子育てにおける「褒め方」と「叱り方」は、多くの親御さんが悩むテーマです。最近では「褒めて伸ばす」ことが推奨されていますが、野口整体の視点から観点から見ると、そこには見落としがちな落とし穴があります。
子どもがお皿を投げてしまったという出来事を例に、**「本能的な欲求」と「社会的な善悪」について考えてみたいと思います。
1. 「適当な褒め」が招く信頼の欠如
「上手だね」「すごいね」と、状況を深く見ずに適当な言葉で褒め続けていると、子供は大人の底を見透かし、親を「なめる」ようになってしまいます。
割とありがちなのは、お皿を投げた子供に対して「上手に投げられたね」と、投球フォームだけを褒めることです。褒め方の着眼点(身体操作への注目)自体は面白くても、**「投げてはいけないものを投げた」という事実を叱らなければ、子供にとって「皿を投げることは良いことだ」という誤った教育になってしまいます**。
かといって怒鳴ったり、大人の威圧で子どもを制御すると、子どもは萎縮し、大人の見ていないところで発散(悪さ)するようになります。
2. 教育の自由と「社会の価値観」

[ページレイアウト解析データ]
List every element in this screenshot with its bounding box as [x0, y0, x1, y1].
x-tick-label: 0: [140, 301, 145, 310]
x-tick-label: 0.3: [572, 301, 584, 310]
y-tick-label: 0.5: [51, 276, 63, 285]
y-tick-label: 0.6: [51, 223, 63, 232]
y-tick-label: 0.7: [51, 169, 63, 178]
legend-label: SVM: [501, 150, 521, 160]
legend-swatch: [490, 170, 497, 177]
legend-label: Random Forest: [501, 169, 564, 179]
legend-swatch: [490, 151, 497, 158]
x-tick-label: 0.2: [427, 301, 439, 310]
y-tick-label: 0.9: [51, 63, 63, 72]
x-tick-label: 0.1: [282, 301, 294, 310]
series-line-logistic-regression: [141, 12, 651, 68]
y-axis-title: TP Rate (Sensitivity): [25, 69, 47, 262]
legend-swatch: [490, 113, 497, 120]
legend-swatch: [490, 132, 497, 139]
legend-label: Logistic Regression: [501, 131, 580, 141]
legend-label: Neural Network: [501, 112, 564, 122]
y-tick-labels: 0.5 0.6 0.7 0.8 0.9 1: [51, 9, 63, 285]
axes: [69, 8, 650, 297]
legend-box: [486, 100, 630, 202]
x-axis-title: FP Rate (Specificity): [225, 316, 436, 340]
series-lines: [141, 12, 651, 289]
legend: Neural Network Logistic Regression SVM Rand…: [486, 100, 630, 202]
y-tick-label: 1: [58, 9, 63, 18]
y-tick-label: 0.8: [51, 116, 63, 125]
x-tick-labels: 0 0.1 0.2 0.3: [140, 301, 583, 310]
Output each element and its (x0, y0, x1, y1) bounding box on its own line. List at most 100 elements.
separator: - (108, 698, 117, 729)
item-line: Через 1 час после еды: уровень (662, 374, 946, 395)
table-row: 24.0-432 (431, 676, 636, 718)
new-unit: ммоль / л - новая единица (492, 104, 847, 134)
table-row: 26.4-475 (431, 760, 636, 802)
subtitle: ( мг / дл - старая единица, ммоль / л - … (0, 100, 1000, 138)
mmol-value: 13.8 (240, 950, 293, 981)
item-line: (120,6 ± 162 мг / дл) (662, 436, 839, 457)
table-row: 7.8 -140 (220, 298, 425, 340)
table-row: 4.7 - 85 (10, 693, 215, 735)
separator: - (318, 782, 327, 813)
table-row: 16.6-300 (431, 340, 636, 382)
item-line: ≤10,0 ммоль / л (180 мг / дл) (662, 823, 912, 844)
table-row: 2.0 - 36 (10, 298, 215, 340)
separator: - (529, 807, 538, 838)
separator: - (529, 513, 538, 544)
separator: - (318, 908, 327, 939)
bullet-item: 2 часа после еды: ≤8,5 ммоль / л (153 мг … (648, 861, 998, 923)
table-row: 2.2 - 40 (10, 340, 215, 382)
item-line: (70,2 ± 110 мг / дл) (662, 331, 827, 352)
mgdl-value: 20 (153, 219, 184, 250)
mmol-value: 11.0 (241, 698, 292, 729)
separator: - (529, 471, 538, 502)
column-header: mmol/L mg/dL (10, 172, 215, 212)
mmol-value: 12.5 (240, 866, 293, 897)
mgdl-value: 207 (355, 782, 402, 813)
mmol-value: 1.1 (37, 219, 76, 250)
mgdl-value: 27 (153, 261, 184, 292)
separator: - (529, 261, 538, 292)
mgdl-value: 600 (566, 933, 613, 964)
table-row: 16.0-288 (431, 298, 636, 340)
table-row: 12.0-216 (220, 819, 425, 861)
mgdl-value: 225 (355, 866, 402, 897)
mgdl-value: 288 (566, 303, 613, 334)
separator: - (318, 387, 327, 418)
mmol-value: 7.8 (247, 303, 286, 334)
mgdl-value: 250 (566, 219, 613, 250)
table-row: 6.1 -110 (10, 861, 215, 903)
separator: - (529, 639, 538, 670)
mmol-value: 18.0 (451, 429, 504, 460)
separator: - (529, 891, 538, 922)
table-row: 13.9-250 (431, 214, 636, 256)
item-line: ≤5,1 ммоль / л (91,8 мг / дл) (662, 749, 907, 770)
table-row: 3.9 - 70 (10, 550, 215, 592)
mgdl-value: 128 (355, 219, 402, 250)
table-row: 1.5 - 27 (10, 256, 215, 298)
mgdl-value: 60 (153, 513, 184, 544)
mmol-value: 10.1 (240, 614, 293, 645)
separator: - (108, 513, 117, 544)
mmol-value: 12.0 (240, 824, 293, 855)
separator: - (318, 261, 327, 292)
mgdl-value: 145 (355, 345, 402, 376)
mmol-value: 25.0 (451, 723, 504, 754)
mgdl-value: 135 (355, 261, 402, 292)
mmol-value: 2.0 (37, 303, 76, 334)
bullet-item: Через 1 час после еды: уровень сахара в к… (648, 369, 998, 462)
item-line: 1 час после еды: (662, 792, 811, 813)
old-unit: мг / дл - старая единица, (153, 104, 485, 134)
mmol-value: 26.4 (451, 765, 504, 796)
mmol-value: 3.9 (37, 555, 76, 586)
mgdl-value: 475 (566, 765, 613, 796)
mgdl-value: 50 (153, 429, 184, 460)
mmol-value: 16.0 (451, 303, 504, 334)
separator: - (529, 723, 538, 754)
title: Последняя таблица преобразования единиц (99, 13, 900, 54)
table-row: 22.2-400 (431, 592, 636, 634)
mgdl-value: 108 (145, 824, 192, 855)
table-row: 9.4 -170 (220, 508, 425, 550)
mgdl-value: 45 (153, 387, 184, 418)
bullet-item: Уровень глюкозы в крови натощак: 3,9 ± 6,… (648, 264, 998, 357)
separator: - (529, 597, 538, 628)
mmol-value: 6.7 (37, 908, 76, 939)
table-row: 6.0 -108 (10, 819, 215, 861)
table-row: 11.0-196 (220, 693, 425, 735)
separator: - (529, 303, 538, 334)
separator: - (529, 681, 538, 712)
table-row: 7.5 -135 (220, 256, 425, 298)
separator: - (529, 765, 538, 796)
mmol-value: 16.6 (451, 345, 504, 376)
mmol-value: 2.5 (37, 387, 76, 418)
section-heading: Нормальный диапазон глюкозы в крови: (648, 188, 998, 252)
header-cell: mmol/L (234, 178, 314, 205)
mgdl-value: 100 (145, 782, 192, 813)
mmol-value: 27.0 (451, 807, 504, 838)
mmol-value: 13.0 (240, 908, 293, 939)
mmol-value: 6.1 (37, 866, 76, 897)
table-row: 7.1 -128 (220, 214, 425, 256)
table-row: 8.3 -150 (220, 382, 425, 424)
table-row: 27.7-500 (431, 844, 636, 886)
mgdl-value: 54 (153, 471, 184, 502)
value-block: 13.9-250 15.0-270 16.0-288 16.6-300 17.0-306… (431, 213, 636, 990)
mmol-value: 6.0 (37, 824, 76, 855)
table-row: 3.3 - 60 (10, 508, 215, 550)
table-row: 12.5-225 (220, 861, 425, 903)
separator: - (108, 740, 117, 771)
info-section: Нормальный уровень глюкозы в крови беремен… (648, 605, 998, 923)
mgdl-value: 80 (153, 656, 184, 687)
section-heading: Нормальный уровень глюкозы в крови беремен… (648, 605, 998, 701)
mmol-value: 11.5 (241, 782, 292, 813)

◆ やること ◆
本文のうち「子育てにおける「褒め方」と「」を含む語句で始まり「いて考えてみたいと思います。」で終わる部分を、「親御さん」を「保護者」に置き換えて更新し、書き出してください。

◆ この課題の解答 ◆
子育てにおける「褒め方」と「叱り方」は、多くの保護者が悩むテーマです。最近では「褒めて伸ばす」ことが推奨されていますが、野口整体の視点から観点から見ると、そこには見落としがちな落とし穴があります。
子どもがお皿を投げてしまったという出来事を例に、**「本能的な欲求」と「社会的な善悪」について考えてみたいと思います。